> WHAT YOU WILL DO
Identify all lines of the data containing the string "Contracts" and copy them.

> Data excerpts

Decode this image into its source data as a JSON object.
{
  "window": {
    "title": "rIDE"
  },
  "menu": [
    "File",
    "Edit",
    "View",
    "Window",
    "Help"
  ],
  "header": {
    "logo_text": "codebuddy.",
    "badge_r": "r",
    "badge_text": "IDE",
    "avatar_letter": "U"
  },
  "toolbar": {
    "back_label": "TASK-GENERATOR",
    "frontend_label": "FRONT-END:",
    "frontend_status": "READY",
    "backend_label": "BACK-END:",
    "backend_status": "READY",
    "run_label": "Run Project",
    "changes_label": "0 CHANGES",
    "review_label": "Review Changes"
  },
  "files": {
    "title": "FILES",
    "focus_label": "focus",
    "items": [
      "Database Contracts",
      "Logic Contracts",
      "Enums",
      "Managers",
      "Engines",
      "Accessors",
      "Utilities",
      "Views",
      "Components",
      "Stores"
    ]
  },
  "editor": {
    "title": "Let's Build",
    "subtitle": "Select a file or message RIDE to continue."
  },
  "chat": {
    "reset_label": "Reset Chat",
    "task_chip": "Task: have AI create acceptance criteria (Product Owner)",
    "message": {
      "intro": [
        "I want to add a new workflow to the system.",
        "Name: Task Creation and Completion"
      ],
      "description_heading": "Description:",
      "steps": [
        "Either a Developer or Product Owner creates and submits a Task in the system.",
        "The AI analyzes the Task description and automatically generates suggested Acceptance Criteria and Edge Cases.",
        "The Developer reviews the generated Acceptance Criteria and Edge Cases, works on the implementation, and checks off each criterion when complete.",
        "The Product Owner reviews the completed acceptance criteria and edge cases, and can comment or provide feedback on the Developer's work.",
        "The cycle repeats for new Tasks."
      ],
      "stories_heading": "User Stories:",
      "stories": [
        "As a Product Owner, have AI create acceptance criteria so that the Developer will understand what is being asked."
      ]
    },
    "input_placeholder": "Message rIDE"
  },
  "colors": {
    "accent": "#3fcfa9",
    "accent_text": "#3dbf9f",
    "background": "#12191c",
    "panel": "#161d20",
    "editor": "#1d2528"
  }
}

> RESULT OF THE TASK
      "Database Contracts",
      "Logic Contracts",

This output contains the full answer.